Data extracted from a collection
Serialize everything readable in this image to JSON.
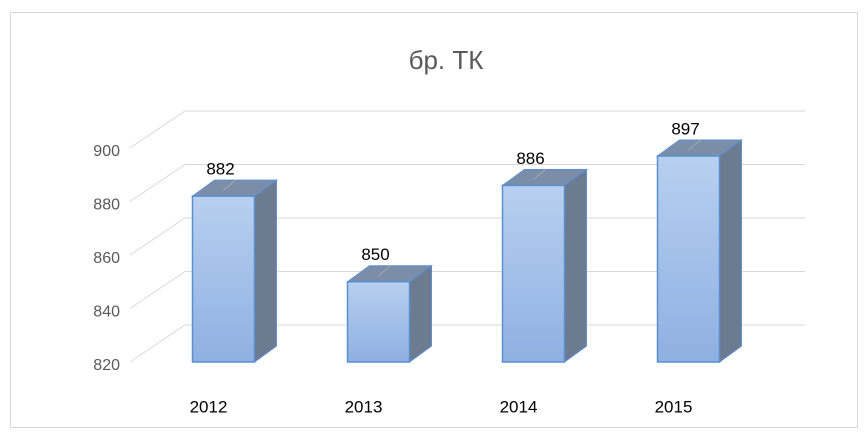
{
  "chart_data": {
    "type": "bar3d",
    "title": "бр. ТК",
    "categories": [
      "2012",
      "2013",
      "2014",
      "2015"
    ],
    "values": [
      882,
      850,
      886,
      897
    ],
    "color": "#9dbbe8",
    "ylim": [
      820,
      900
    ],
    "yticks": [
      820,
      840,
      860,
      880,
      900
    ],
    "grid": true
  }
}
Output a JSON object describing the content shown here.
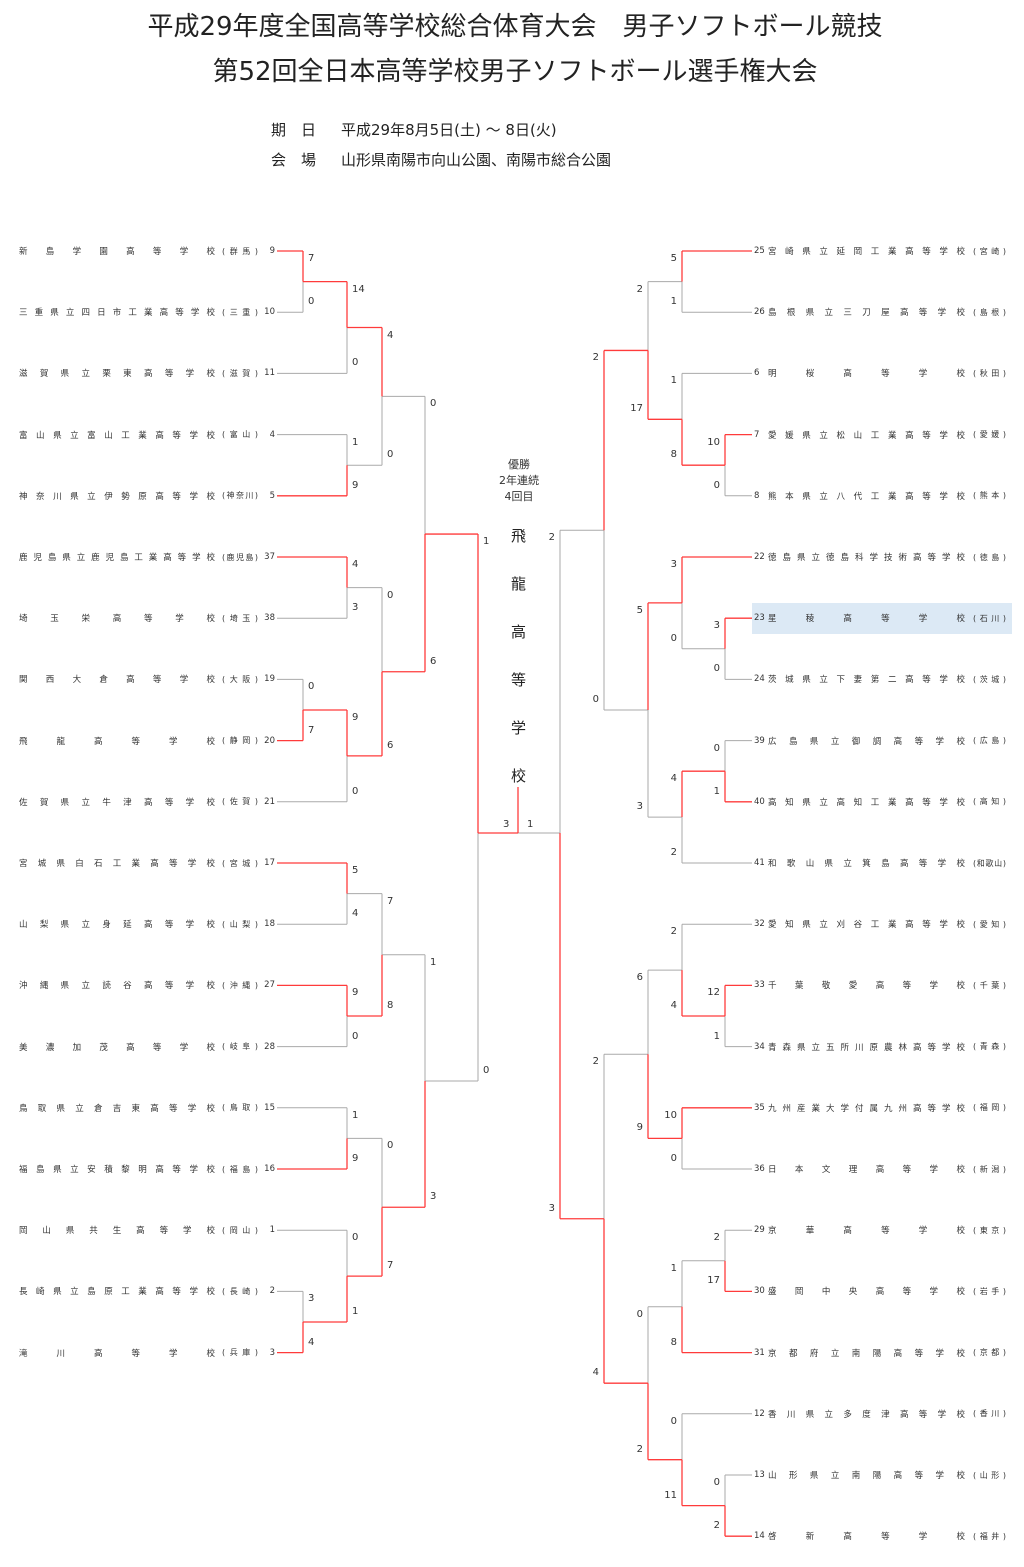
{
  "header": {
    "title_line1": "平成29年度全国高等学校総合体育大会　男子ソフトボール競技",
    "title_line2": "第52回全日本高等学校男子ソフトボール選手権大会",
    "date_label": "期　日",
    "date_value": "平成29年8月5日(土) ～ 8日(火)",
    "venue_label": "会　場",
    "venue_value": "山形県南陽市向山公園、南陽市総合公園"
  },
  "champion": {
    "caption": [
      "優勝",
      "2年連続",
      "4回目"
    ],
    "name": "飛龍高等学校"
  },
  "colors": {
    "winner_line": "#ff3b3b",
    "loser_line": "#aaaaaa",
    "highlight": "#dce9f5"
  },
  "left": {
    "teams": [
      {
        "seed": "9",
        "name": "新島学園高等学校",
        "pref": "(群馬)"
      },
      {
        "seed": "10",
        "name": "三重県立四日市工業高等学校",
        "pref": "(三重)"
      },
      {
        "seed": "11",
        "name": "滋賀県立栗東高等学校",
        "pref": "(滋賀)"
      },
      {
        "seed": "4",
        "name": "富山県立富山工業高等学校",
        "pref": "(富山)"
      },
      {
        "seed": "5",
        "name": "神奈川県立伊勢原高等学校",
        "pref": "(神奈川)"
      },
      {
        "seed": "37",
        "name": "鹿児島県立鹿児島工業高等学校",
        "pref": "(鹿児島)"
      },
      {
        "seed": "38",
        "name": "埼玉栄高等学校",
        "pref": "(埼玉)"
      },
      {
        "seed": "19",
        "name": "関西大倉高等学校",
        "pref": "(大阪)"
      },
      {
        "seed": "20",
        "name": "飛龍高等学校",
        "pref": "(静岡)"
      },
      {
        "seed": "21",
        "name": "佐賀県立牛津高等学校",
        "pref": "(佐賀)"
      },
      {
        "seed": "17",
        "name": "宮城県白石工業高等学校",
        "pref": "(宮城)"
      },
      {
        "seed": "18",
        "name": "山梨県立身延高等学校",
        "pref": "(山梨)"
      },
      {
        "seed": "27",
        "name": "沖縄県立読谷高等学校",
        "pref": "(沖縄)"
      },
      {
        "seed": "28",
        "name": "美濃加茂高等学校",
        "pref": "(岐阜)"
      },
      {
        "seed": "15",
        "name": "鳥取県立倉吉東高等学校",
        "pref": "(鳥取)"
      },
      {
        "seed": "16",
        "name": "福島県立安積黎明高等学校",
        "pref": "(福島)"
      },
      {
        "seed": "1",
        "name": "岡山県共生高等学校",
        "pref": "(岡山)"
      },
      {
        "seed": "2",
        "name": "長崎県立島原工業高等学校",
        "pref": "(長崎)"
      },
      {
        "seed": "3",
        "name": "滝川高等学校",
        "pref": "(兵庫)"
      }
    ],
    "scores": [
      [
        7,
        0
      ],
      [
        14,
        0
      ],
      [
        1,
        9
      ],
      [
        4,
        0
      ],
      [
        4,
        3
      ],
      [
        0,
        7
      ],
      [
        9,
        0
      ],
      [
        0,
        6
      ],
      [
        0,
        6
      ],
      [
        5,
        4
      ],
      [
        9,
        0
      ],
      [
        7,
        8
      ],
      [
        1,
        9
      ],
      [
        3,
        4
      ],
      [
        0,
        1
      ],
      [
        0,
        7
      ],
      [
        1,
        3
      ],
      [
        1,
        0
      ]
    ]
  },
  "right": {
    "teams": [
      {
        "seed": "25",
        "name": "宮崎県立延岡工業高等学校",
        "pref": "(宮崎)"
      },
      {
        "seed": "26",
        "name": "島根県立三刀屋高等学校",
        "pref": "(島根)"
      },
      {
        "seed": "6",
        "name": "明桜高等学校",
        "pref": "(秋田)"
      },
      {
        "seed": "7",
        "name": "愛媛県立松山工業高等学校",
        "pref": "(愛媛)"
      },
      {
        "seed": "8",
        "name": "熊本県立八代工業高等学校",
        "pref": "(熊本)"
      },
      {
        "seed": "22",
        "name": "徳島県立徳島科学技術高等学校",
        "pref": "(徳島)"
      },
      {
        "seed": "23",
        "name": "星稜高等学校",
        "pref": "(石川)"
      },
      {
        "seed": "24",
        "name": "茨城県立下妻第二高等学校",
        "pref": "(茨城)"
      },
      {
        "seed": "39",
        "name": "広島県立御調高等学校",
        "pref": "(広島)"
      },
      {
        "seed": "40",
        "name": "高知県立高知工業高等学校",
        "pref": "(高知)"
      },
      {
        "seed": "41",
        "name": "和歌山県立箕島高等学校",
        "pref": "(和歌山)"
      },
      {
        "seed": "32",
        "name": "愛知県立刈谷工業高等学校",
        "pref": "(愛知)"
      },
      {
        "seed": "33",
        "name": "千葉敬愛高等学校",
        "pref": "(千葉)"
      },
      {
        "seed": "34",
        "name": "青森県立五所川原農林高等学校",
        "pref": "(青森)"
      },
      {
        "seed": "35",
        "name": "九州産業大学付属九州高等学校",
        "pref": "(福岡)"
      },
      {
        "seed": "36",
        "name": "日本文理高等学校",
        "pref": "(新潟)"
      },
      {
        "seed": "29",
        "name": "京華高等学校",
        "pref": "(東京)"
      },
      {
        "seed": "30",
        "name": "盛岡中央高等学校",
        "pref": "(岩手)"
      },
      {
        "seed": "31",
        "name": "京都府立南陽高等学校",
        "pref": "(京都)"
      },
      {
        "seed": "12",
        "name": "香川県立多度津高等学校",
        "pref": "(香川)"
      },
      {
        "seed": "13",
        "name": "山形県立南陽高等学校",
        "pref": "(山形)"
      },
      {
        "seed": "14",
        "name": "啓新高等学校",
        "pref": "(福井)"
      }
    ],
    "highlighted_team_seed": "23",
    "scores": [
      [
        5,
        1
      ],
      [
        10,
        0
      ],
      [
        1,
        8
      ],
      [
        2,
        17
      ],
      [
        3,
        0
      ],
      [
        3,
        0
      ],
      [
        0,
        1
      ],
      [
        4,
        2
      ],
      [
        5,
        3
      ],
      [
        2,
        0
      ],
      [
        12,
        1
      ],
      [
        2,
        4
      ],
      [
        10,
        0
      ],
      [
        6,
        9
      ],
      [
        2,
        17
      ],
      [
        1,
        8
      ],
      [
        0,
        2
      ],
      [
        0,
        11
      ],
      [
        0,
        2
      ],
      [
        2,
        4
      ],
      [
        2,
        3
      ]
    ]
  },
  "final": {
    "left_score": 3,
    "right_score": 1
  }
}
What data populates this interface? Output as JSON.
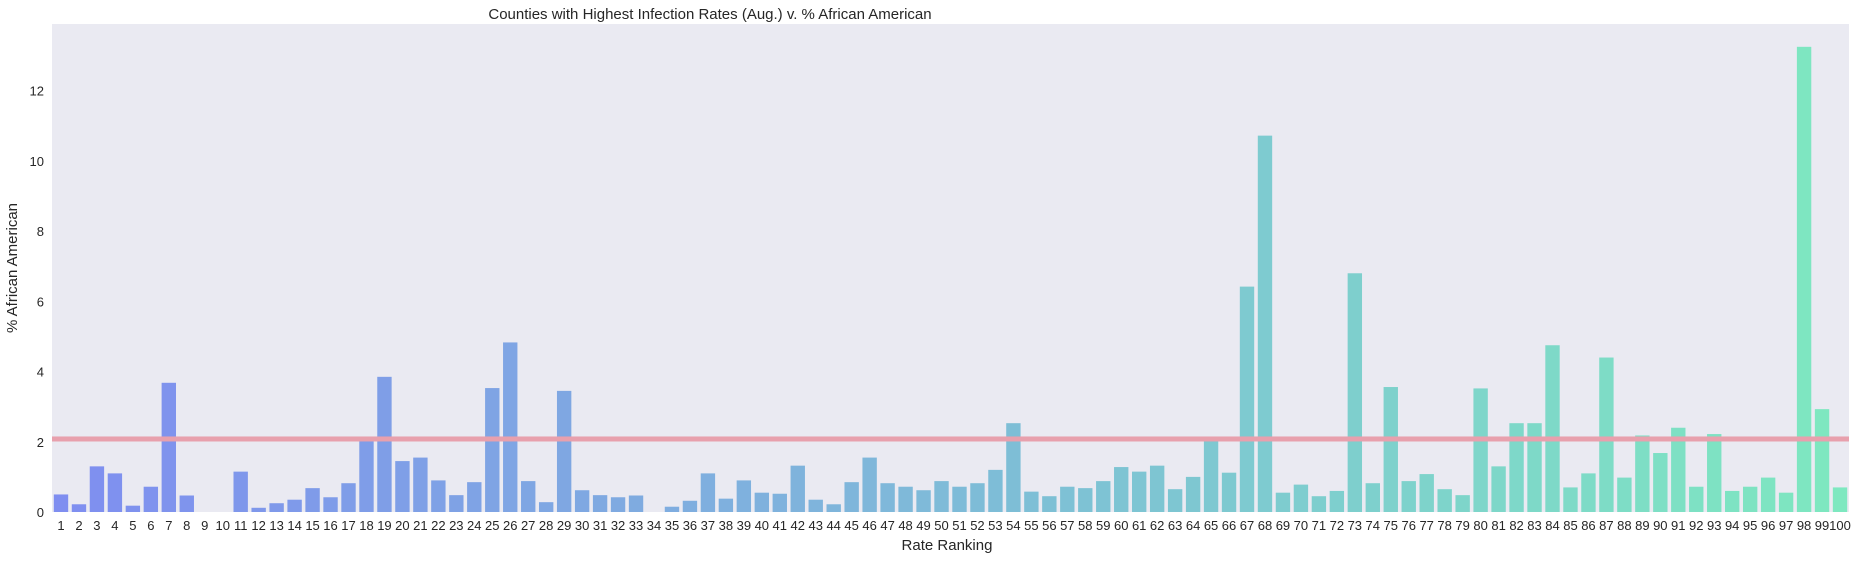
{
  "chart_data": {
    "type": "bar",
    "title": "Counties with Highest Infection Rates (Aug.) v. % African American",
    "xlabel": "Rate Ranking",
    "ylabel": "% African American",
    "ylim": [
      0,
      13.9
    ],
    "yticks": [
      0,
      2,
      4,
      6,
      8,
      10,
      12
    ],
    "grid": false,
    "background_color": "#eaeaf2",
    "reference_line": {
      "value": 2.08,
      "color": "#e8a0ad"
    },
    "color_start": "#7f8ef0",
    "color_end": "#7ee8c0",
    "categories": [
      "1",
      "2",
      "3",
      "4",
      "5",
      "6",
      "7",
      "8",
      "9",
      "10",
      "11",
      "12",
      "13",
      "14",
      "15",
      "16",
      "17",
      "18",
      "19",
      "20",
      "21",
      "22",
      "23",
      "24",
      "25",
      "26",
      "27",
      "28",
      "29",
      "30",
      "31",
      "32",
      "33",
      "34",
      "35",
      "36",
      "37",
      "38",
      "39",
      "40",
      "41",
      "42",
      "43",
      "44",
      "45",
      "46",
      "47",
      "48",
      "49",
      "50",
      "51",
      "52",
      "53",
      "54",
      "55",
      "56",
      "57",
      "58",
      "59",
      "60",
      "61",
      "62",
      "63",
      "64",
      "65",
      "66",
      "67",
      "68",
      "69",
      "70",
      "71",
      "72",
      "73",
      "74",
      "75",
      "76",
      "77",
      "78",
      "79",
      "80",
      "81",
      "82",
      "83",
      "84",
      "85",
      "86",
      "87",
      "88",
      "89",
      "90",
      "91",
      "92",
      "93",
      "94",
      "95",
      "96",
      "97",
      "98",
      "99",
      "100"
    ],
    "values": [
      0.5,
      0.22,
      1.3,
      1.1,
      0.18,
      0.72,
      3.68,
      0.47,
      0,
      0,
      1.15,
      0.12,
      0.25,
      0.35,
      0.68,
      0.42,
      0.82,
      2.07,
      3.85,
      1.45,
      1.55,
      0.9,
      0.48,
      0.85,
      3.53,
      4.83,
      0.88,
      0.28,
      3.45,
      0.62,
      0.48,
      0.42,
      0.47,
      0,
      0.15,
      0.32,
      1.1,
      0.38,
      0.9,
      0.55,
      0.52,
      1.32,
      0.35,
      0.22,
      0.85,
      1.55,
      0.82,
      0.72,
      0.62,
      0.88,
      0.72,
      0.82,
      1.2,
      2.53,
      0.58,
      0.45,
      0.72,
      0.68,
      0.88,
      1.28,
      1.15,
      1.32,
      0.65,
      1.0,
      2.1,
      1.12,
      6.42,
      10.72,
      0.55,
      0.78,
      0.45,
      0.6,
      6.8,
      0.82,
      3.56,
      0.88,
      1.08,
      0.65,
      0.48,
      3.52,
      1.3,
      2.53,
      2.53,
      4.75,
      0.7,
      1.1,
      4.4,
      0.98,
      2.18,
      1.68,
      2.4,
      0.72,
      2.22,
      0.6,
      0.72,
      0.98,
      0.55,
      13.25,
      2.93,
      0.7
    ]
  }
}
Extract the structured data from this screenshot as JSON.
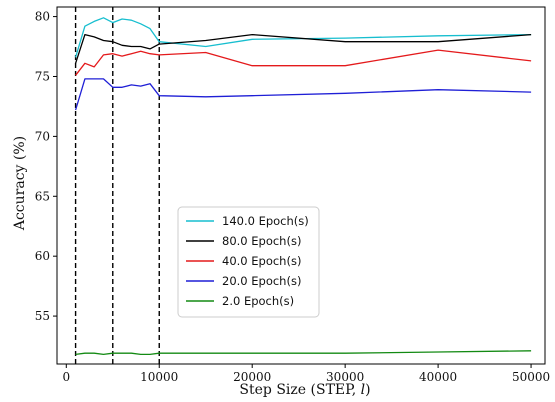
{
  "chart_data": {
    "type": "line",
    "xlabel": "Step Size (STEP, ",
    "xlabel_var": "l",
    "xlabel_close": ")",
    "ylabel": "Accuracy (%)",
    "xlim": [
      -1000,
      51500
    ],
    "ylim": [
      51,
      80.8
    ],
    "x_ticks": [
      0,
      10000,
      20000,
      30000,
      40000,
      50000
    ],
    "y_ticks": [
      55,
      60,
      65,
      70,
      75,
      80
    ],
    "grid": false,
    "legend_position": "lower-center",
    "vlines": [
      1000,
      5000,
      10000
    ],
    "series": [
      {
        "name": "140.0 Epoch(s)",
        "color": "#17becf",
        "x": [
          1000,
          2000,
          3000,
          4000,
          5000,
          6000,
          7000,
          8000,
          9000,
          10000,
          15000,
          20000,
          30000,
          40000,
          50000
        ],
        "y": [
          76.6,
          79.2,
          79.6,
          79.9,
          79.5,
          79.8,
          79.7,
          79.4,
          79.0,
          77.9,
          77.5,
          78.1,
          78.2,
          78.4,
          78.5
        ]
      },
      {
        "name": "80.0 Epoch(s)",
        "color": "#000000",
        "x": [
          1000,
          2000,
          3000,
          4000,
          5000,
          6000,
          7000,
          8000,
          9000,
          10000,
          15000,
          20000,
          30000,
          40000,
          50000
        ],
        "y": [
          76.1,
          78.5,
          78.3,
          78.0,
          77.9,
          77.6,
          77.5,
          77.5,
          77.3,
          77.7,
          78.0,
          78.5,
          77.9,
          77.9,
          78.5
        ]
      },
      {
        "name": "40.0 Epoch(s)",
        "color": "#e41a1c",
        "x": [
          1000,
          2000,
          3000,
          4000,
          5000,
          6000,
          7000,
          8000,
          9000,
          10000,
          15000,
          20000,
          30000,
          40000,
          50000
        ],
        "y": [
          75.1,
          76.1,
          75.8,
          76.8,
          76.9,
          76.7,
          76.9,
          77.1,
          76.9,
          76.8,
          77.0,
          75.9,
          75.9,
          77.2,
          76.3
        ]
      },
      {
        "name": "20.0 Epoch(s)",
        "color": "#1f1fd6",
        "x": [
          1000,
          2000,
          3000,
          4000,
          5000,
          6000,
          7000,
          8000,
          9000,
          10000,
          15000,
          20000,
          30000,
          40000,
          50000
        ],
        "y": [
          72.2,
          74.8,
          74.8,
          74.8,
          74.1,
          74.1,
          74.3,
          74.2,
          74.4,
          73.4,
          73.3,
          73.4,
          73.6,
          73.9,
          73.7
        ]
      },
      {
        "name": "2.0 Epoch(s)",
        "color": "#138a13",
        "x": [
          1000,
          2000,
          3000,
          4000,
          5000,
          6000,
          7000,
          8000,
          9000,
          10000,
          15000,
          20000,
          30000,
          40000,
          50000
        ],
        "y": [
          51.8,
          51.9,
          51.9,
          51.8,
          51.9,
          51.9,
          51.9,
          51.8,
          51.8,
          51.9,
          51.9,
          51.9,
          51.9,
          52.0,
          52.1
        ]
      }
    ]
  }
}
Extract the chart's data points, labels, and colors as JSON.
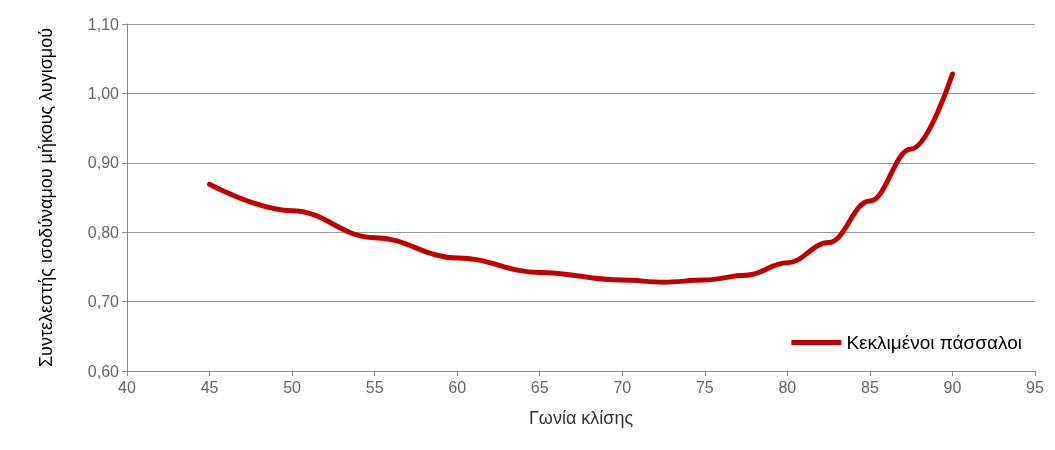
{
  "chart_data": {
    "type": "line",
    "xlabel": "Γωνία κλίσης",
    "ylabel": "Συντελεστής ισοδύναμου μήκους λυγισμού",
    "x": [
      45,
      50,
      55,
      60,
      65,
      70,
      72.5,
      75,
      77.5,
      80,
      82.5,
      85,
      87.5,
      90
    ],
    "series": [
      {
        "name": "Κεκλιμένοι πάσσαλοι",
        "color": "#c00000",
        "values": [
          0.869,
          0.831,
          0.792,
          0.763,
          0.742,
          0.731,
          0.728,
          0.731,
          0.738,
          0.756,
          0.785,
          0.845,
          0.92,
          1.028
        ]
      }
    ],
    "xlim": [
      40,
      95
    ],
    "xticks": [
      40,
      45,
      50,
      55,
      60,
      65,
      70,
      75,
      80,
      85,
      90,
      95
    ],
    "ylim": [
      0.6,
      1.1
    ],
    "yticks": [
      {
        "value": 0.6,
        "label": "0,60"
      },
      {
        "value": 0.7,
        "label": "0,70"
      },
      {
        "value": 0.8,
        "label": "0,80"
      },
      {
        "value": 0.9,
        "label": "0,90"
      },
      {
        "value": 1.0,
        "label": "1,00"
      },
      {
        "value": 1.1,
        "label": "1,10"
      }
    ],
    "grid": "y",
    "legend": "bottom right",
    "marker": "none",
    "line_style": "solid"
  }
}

THE REQUEST
Copy the lines from the entries above in which the word "grid" appears.

RESPONSE
    "grid": true
    "grid": false,
    "grid": false,
    "grid": "y",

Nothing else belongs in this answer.